- **Source data**:
---------------

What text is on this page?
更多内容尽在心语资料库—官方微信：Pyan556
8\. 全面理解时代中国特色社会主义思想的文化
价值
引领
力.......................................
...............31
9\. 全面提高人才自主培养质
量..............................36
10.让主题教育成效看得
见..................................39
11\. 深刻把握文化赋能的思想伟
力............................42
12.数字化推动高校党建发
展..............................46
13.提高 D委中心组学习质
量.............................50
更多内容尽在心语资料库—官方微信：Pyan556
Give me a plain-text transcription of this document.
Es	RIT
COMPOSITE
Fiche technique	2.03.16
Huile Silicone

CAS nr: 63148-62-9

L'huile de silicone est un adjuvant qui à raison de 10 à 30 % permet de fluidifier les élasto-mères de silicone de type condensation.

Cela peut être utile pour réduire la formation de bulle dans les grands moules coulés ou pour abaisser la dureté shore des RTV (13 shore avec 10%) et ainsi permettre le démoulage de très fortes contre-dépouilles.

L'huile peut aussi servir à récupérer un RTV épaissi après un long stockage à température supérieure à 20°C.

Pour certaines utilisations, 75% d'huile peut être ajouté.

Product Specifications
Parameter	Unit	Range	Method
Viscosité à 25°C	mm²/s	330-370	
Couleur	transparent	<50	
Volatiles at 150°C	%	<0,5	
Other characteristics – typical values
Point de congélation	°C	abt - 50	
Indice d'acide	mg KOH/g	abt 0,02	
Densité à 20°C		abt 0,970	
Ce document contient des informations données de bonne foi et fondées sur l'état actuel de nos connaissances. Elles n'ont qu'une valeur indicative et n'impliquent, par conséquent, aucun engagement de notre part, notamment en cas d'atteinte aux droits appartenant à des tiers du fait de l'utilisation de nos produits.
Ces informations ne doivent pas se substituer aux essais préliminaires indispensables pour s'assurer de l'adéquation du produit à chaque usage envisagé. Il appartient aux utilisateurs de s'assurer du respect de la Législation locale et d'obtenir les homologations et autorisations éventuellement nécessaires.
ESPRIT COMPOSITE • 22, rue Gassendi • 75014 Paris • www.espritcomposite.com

---------------

Repeat exactly the lines from the line containing "Give me a plain-text" through the end of the listing above; both boundary lines are part of the output.

- **FINAL ANSWER**:
Give me a plain-text transcription of this document.
Es	RIT
COMPOSITE
Fiche technique	2.03.16
Huile Silicone

CAS nr: 63148-62-9

L'huile de silicone est un adjuvant qui à raison de 10 à 30 % permet de fluidifier les élasto-mères de silicone de type condensation.

Cela peut être utile pour réduire la formation de bulle dans les grands moules coulés ou pour abaisser la dureté shore des RTV (13 shore avec 10%) et ainsi permettre le démoulage de très fortes contre-dépouilles.

L'huile peut aussi servir à récupérer un RTV épaissi après un long stockage à température supérieure à 20°C.

Pour certaines utilisations, 75% d'huile peut être ajouté.

Product Specifications
Parameter	Unit	Range	Method
Viscosité à 25°C	mm²/s	330-370	
Couleur	transparent	<50	
Volatiles at 150°C	%	<0,5	
Other characteristics – typical values
Point de congélation	°C	abt - 50	
Indice d'acide	mg KOH/g	abt 0,02	
Densité à 20°C		abt 0,970	
Ce document contient des informations données de bonne foi et fondées sur l'état actuel de nos connaissances. Elles n'ont qu'une valeur indicative et n'impliquent, par conséquent, aucun engagement de notre part, notamment en cas d'atteinte aux droits appartenant à des tiers du fait de l'utilisation de nos produits.
Ces informations ne doivent pas se substituer aux essais préliminaires indispensables pour s'assurer de l'adéquation du produit à chaque usage envisagé. Il appartient aux utilisateurs de s'assurer du respect de la Législation locale et d'obtenir les homologations et autorisations éventuellement nécessaires.
ESPRIT COMPOSITE • 22, rue Gassendi • 75014 Paris • www.espritcomposite.com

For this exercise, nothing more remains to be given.